Records of where elements appear
☆ ☆ ☆
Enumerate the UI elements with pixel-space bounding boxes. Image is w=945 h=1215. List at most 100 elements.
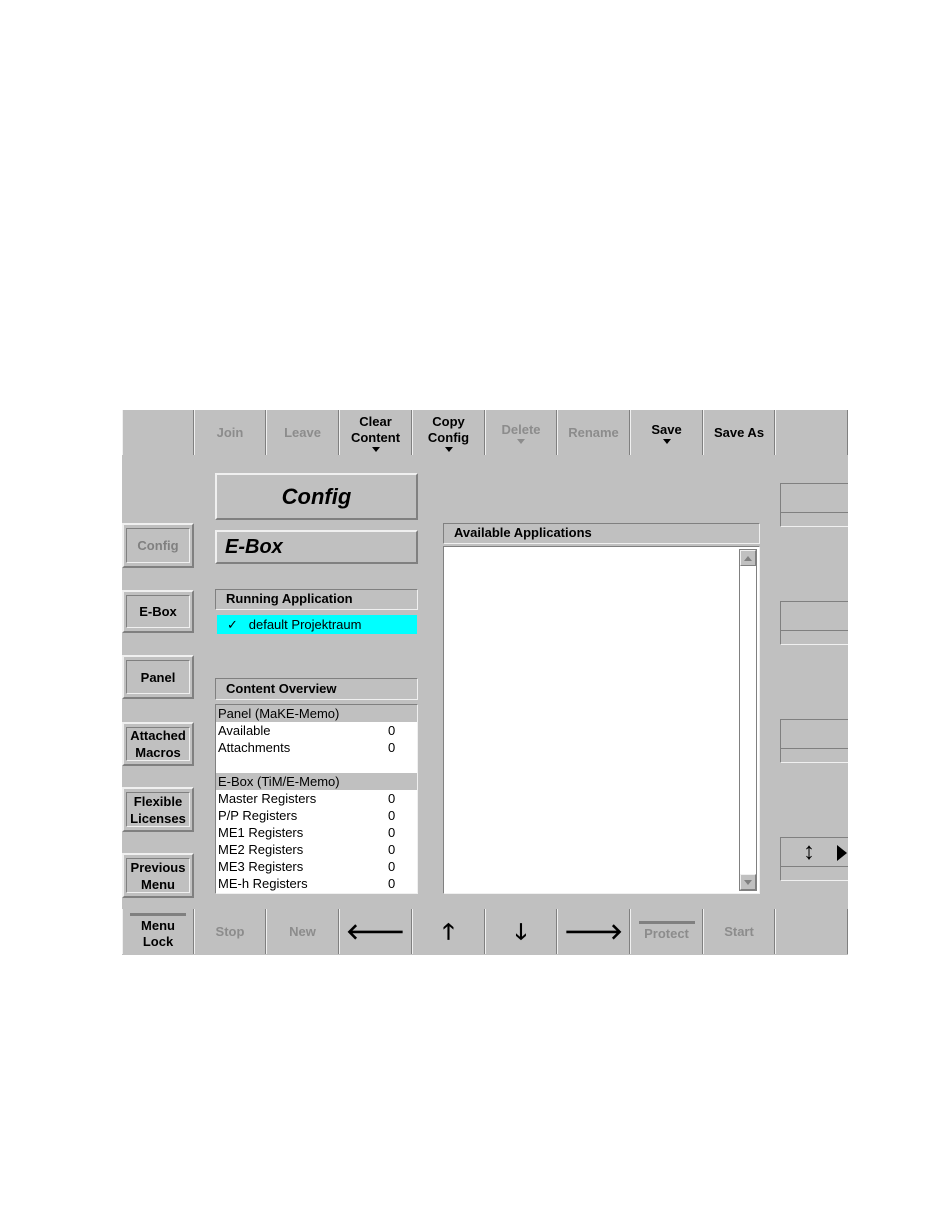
row-value: 0 <box>388 740 396 755</box>
arrow-down-icon: 🡓 <box>515 918 527 944</box>
content-overview-list: Panel (MaKE-Memo) Available 0 Attachments 0 E… <box>215 704 418 894</box>
scroll-down-button[interactable] <box>740 874 756 890</box>
button-label: Save As <box>713 424 765 440</box>
section-title: E-Box <box>215 530 418 564</box>
list-item: ME2 Registers 0 <box>216 841 417 858</box>
sidebar-item-previous-menu[interactable]: Previous Menu <box>122 853 194 898</box>
sidebar-item-label: Previous Menu <box>126 858 190 893</box>
sidebar-item-attached-macros[interactable]: Attached Macros <box>122 722 194 766</box>
arrow-up-button[interactable]: 🡑 <box>412 909 485 954</box>
list-item: Attachments 0 <box>216 739 417 756</box>
row-value: 0 <box>388 876 396 891</box>
protect-button[interactable]: Protect <box>630 909 703 954</box>
row-label: Attachments <box>218 740 291 755</box>
clear-content-button[interactable]: Clear Content <box>339 410 412 455</box>
list-item: Available 0 <box>216 722 417 739</box>
dropdown-arrow-icon <box>371 446 380 452</box>
row-value: 0 <box>388 842 396 857</box>
triangle-up-icon <box>744 555 752 561</box>
sidebar-item-label: E-Box <box>126 595 190 628</box>
list-item: P/P Registers 0 <box>216 807 417 824</box>
group-header: E-Box (TiM/E-Memo) <box>216 773 417 790</box>
row-value: 0 <box>388 859 396 874</box>
triangle-down-icon <box>744 879 752 885</box>
indicator-bar <box>638 921 695 924</box>
page-title: Config <box>215 473 418 520</box>
button-label: Save <box>651 421 682 437</box>
menu-lock-button[interactable]: Menu Lock <box>122 909 194 954</box>
button-label: Join <box>216 424 244 440</box>
row-value: 0 <box>388 825 396 840</box>
empty-softkey[interactable] <box>775 410 848 455</box>
join-button[interactable]: Join <box>194 410 266 455</box>
sidebar-item-panel[interactable]: Panel <box>122 655 194 699</box>
up-down-arrow-icon: ↕ <box>803 838 815 865</box>
list-item: ME-h Registers 0 <box>216 875 417 892</box>
sidebar-item-e-box[interactable]: E-Box <box>122 590 194 633</box>
leave-button[interactable]: Leave <box>266 410 339 455</box>
arrow-left-icon: 🡐 <box>346 918 405 944</box>
sidebar-item-label: Panel <box>126 660 190 694</box>
list-item: ME3 Registers 0 <box>216 858 417 875</box>
new-button[interactable]: New <box>266 909 339 954</box>
button-label: Clear Content <box>350 413 401 445</box>
arrow-down-button[interactable]: 🡓 <box>485 909 557 954</box>
indicator-bar <box>130 913 186 916</box>
delete-button[interactable]: Delete <box>485 410 557 455</box>
right-nav-softkey[interactable]: ↕ <box>780 837 848 881</box>
empty-softkey[interactable] <box>775 909 848 954</box>
available-applications-header: Available Applications <box>443 523 760 544</box>
row-label: ME-h Registers <box>218 876 308 891</box>
button-label: Menu Lock <box>141 918 175 949</box>
scrollbar[interactable] <box>739 549 757 891</box>
sidebar-item-flexible-licenses[interactable]: Flexible Licenses <box>122 787 194 832</box>
stop-button[interactable]: Stop <box>194 909 266 954</box>
row-label: ME1 Registers <box>218 825 304 840</box>
row-value: 0 <box>388 808 396 823</box>
arrow-up-icon: 🡑 <box>442 918 455 944</box>
sidebar-item-label: Config <box>126 528 190 563</box>
row-value: 0 <box>388 723 396 738</box>
running-application-name: default Projektraum <box>248 617 362 632</box>
config-screen: Join Leave Clear Content Copy Config Delete R… <box>122 410 848 955</box>
sidebar-item-label: Attached Macros <box>126 727 190 761</box>
save-as-button[interactable]: Save As <box>703 410 775 455</box>
start-button[interactable]: Start <box>703 909 775 954</box>
arrow-left-button[interactable]: 🡐 <box>339 909 412 954</box>
sidebar-item-label: Flexible Licenses <box>126 792 190 827</box>
row-label: P/P Registers <box>218 808 298 823</box>
copy-config-button[interactable]: Copy Config <box>412 410 485 455</box>
available-applications-list[interactable] <box>443 546 760 894</box>
right-softkey-2[interactable] <box>780 601 848 645</box>
row-label: ME2 Registers <box>218 842 304 857</box>
row-label: Master Registers <box>218 791 317 806</box>
sidebar-item-config[interactable]: Config <box>122 523 194 568</box>
right-softkey-1[interactable] <box>780 483 848 527</box>
list-item: ME1 Registers 0 <box>216 824 417 841</box>
scroll-up-button[interactable] <box>740 550 756 566</box>
empty-softkey[interactable] <box>122 410 194 455</box>
content-overview-header: Content Overview <box>215 678 418 700</box>
play-right-icon <box>837 845 847 861</box>
right-softkey-3[interactable] <box>780 719 848 763</box>
row-label: ME3 Registers <box>218 859 304 874</box>
button-label: New <box>289 923 316 939</box>
dropdown-arrow-icon <box>662 438 671 444</box>
rename-button[interactable]: Rename <box>557 410 630 455</box>
arrow-right-icon: 🡒 <box>564 918 623 944</box>
running-application-header: Running Application <box>215 589 418 610</box>
row-label: Panel (MaKE-Memo) <box>218 706 340 721</box>
button-label: Stop <box>215 923 245 939</box>
dropdown-arrow-icon <box>517 438 525 444</box>
button-label: Copy Config <box>427 413 470 445</box>
check-icon: ✓ <box>227 617 238 632</box>
button-label: Delete <box>501 421 541 437</box>
row-label: Available <box>218 723 271 738</box>
running-application-item[interactable]: ✓ default Projektraum <box>217 615 417 634</box>
arrow-right-button[interactable]: 🡒 <box>557 909 630 954</box>
save-button[interactable]: Save <box>630 410 703 455</box>
button-label: Start <box>724 923 754 939</box>
button-label: Rename <box>568 424 619 440</box>
dropdown-arrow-icon <box>444 446 453 452</box>
list-item: Master Registers 0 <box>216 790 417 807</box>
☆ ☆ ☆
**TASK GOAL:** Copy out every line of the records above word for word, leaving out the pictures.

**ANSWER TO THIS PROBLEM:**
Enumerate the UI elements with pixel-space bounding boxes. Image is w=945 h=1215. List at most 100 elements.
row-value: 0 <box>388 740 396 755</box>
arrow-down-icon: 🡓 <box>515 918 527 944</box>
content-overview-list: Panel (MaKE-Memo) Available 0 Attachments 0 E… <box>215 704 418 894</box>
scroll-down-button[interactable] <box>740 874 756 890</box>
button-label: Save As <box>713 424 765 440</box>
section-title: E-Box <box>215 530 418 564</box>
list-item: ME2 Registers 0 <box>216 841 417 858</box>
sidebar-item-previous-menu[interactable]: Previous Menu <box>122 853 194 898</box>
sidebar-item-label: Previous Menu <box>126 858 190 893</box>
sidebar-item-attached-macros[interactable]: Attached Macros <box>122 722 194 766</box>
arrow-up-button[interactable]: 🡑 <box>412 909 485 954</box>
list-item: Attachments 0 <box>216 739 417 756</box>
row-value: 0 <box>388 876 396 891</box>
protect-button[interactable]: Protect <box>630 909 703 954</box>
row-label: Attachments <box>218 740 291 755</box>
clear-content-button[interactable]: Clear Content <box>339 410 412 455</box>
list-item: Available 0 <box>216 722 417 739</box>
dropdown-arrow-icon <box>371 446 380 452</box>
row-value: 0 <box>388 842 396 857</box>
triangle-up-icon <box>744 555 752 561</box>
sidebar-item-label: E-Box <box>126 595 190 628</box>
list-item: P/P Registers 0 <box>216 807 417 824</box>
group-header: E-Box (TiM/E-Memo) <box>216 773 417 790</box>
row-value: 0 <box>388 859 396 874</box>
triangle-down-icon <box>744 879 752 885</box>
indicator-bar <box>638 921 695 924</box>
page-title: Config <box>215 473 418 520</box>
button-label: Save <box>651 421 682 437</box>
menu-lock-button[interactable]: Menu Lock <box>122 909 194 954</box>
button-label: Join <box>216 424 244 440</box>
row-value: 0 <box>388 825 396 840</box>
empty-softkey[interactable] <box>775 410 848 455</box>
join-button[interactable]: Join <box>194 410 266 455</box>
sidebar-item-panel[interactable]: Panel <box>122 655 194 699</box>
up-down-arrow-icon: ↕ <box>803 838 815 865</box>
list-item: ME-h Registers 0 <box>216 875 417 892</box>
sidebar-item-e-box[interactable]: E-Box <box>122 590 194 633</box>
leave-button[interactable]: Leave <box>266 410 339 455</box>
arrow-left-icon: 🡐 <box>346 918 405 944</box>
sidebar-item-label: Panel <box>126 660 190 694</box>
list-item: ME3 Registers 0 <box>216 858 417 875</box>
new-button[interactable]: New <box>266 909 339 954</box>
button-label: Clear Content <box>350 413 401 445</box>
arrow-down-button[interactable]: 🡓 <box>485 909 557 954</box>
indicator-bar <box>130 913 186 916</box>
delete-button[interactable]: Delete <box>485 410 557 455</box>
right-nav-softkey[interactable]: ↕ <box>780 837 848 881</box>
empty-softkey[interactable] <box>775 909 848 954</box>
available-applications-header: Available Applications <box>443 523 760 544</box>
row-label: ME-h Registers <box>218 876 308 891</box>
button-label: Menu Lock <box>141 918 175 949</box>
scrollbar[interactable] <box>739 549 757 891</box>
sidebar-item-flexible-licenses[interactable]: Flexible Licenses <box>122 787 194 832</box>
stop-button[interactable]: Stop <box>194 909 266 954</box>
row-label: ME1 Registers <box>218 825 304 840</box>
row-value: 0 <box>388 808 396 823</box>
arrow-up-icon: 🡑 <box>442 918 455 944</box>
sidebar-item-label: Config <box>126 528 190 563</box>
row-value: 0 <box>388 723 396 738</box>
running-application-name: default Projektraum <box>248 617 362 632</box>
config-screen: Join Leave Clear Content Copy Config Delete R… <box>122 410 848 955</box>
sidebar-item-label: Attached Macros <box>126 727 190 761</box>
save-as-button[interactable]: Save As <box>703 410 775 455</box>
start-button[interactable]: Start <box>703 909 775 954</box>
arrow-left-button[interactable]: 🡐 <box>339 909 412 954</box>
sidebar-item-label: Flexible Licenses <box>126 792 190 827</box>
row-label: P/P Registers <box>218 808 298 823</box>
copy-config-button[interactable]: Copy Config <box>412 410 485 455</box>
available-applications-list[interactable] <box>443 546 760 894</box>
right-softkey-2[interactable] <box>780 601 848 645</box>
row-label: ME2 Registers <box>218 842 304 857</box>
row-label: Master Registers <box>218 791 317 806</box>
sidebar-item-config[interactable]: Config <box>122 523 194 568</box>
right-softkey-1[interactable] <box>780 483 848 527</box>
list-item: ME1 Registers 0 <box>216 824 417 841</box>
scroll-up-button[interactable] <box>740 550 756 566</box>
empty-softkey[interactable] <box>122 410 194 455</box>
content-overview-header: Content Overview <box>215 678 418 700</box>
play-right-icon <box>837 845 847 861</box>
right-softkey-3[interactable] <box>780 719 848 763</box>
row-label: ME3 Registers <box>218 859 304 874</box>
button-label: New <box>289 923 316 939</box>
dropdown-arrow-icon <box>662 438 671 444</box>
rename-button[interactable]: Rename <box>557 410 630 455</box>
arrow-right-icon: 🡒 <box>564 918 623 944</box>
running-application-header: Running Application <box>215 589 418 610</box>
row-label: Panel (MaKE-Memo) <box>218 706 340 721</box>
button-label: Stop <box>215 923 245 939</box>
dropdown-arrow-icon <box>517 438 525 444</box>
button-label: Copy Config <box>427 413 470 445</box>
check-icon: ✓ <box>227 617 238 632</box>
button-label: Delete <box>501 421 541 437</box>
row-label: Available <box>218 723 271 738</box>
running-application-item[interactable]: ✓ default Projektraum <box>217 615 417 634</box>
arrow-right-button[interactable]: 🡒 <box>557 909 630 954</box>
save-button[interactable]: Save <box>630 410 703 455</box>
button-label: Start <box>724 923 754 939</box>
button-label: Rename <box>568 424 619 440</box>
dropdown-arrow-icon <box>444 446 453 452</box>
list-item: Master Registers 0 <box>216 790 417 807</box>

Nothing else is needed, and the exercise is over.